=== MATERIAL PROVIDED ===
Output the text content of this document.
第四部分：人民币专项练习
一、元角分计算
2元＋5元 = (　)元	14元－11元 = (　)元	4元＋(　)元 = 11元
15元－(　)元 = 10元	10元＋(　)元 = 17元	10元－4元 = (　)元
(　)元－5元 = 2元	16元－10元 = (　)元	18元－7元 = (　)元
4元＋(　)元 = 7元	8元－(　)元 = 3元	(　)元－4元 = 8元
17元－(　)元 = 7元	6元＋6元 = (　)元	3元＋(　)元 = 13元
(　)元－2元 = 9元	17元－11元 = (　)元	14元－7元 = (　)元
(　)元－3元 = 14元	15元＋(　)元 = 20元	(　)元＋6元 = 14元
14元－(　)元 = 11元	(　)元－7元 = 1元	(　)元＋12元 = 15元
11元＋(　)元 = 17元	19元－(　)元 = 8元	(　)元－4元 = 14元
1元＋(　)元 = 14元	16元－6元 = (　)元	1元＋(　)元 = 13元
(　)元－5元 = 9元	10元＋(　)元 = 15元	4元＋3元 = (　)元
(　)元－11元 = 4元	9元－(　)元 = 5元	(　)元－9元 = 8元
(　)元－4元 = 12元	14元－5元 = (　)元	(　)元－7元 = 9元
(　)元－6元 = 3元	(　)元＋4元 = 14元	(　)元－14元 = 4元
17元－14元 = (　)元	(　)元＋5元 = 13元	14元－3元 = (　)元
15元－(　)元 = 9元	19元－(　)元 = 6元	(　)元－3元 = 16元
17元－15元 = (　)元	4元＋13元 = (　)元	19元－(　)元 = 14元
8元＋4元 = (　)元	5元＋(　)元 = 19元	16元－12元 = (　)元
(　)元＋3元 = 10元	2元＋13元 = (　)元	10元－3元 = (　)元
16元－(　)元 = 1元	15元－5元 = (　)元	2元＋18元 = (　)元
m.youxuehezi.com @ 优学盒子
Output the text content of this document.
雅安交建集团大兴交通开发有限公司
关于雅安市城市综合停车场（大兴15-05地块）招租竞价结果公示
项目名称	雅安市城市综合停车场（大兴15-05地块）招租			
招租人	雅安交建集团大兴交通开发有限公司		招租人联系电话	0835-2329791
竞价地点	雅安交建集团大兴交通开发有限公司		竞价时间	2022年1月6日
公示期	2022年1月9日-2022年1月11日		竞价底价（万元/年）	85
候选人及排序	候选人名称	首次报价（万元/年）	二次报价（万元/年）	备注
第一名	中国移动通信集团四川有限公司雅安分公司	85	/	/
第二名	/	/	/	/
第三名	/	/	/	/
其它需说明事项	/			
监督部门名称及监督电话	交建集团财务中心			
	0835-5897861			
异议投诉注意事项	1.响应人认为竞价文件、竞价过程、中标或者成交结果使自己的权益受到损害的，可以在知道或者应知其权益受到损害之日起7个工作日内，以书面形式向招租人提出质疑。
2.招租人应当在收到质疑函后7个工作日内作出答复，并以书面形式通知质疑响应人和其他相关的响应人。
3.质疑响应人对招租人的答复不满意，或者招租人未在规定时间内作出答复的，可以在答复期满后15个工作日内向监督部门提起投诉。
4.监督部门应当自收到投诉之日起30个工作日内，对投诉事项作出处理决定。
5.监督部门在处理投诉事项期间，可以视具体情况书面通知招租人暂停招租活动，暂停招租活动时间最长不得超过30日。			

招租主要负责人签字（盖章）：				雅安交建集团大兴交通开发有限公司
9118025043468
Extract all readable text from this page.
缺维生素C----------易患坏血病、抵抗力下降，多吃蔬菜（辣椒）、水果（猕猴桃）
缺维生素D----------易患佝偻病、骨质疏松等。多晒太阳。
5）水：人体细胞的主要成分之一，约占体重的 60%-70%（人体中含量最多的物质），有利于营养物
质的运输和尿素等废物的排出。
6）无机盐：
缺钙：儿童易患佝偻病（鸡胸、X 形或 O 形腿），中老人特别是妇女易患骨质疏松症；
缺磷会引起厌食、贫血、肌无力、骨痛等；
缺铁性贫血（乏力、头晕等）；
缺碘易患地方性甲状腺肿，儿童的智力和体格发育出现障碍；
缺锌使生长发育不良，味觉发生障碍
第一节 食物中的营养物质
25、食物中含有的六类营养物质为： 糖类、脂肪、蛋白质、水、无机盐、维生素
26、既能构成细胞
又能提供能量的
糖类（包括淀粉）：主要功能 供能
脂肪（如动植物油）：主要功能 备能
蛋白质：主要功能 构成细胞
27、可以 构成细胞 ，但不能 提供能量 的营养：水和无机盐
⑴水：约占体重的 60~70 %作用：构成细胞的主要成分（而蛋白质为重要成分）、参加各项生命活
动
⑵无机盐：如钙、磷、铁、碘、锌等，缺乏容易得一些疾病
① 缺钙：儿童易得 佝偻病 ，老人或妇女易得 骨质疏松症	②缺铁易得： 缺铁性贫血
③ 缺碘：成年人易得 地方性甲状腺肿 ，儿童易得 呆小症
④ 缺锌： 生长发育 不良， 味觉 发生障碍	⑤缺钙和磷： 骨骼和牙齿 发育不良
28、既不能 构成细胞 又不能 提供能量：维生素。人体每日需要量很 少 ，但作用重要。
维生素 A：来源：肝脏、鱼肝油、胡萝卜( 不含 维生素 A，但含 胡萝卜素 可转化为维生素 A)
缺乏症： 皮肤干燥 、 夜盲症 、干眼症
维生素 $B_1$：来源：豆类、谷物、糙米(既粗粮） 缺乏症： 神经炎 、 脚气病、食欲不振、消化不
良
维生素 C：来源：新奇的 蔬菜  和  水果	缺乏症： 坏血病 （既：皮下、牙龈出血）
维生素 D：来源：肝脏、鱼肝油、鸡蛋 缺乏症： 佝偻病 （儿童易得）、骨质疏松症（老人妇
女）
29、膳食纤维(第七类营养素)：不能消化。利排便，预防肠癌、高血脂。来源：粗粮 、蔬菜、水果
===
EXERCISE BRIEF
Identify each line in the records above containing the word "约占体重的"; copy those lines.

IN RESPONSE
5）水：人体细胞的主要成分之一，约占体重的 60%-70%（人体中含量最多的物质），有利于营养物
⑴水：约占体重的 60~70 %作用：构成细胞的主要成分（而蛋白质为重要成分）、参加各项生命活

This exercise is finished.